DATA IN THIS EXERCISE —
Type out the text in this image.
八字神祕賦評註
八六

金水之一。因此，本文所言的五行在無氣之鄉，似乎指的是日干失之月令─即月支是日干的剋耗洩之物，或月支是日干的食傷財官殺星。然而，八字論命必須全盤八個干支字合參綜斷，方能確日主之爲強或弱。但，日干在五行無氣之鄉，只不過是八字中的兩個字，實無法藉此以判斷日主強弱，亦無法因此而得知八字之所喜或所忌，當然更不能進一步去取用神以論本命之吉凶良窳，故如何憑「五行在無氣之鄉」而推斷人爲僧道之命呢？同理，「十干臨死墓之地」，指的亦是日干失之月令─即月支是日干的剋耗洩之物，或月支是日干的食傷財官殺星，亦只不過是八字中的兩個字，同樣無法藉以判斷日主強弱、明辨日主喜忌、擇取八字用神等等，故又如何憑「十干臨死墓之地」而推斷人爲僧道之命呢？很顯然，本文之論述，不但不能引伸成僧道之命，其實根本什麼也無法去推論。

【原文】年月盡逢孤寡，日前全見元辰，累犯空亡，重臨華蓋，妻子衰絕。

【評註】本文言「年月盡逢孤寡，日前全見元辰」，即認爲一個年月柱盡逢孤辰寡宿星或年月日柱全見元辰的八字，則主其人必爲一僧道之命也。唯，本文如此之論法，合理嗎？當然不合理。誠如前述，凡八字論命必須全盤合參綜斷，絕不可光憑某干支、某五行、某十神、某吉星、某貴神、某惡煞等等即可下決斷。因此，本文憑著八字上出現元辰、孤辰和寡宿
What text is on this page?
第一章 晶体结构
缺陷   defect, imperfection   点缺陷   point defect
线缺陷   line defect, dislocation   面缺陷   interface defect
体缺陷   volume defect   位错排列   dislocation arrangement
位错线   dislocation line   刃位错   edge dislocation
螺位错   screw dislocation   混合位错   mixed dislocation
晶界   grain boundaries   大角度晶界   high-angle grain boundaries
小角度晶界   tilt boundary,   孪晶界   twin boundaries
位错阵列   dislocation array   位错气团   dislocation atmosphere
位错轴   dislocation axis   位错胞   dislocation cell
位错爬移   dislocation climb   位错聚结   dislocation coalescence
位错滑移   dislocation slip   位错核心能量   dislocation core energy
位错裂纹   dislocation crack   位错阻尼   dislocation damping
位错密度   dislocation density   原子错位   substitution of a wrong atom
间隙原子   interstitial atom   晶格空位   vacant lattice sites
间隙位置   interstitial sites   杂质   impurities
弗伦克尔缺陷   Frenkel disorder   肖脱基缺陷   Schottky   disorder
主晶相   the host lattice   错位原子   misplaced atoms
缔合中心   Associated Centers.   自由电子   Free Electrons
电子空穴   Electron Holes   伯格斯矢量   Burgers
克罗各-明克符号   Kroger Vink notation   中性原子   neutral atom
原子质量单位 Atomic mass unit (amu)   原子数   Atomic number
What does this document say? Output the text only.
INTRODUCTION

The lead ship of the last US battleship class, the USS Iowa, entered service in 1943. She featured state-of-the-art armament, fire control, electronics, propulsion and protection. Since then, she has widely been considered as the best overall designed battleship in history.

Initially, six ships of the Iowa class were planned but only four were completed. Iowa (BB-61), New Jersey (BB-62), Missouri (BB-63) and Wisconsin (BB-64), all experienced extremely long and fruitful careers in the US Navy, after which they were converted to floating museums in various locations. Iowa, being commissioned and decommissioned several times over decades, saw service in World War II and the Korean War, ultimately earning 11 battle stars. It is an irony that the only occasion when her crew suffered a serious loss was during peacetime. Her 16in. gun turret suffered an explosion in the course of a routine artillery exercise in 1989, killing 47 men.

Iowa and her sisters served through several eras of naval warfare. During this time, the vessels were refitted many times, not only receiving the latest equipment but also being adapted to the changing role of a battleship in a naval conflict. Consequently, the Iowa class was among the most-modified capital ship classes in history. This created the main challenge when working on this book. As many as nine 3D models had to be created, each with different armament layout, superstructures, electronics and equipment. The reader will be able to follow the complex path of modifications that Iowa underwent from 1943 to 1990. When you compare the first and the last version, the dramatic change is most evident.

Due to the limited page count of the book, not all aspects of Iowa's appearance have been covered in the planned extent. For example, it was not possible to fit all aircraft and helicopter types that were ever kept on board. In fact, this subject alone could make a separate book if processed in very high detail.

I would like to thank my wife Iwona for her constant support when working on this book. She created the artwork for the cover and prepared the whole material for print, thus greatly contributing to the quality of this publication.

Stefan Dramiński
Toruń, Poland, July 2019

TASK STATEMENT — Using the material above, count the lines containing the word "interstitial". Reply with the number alone.

ANSWER TO THIS TASK — 2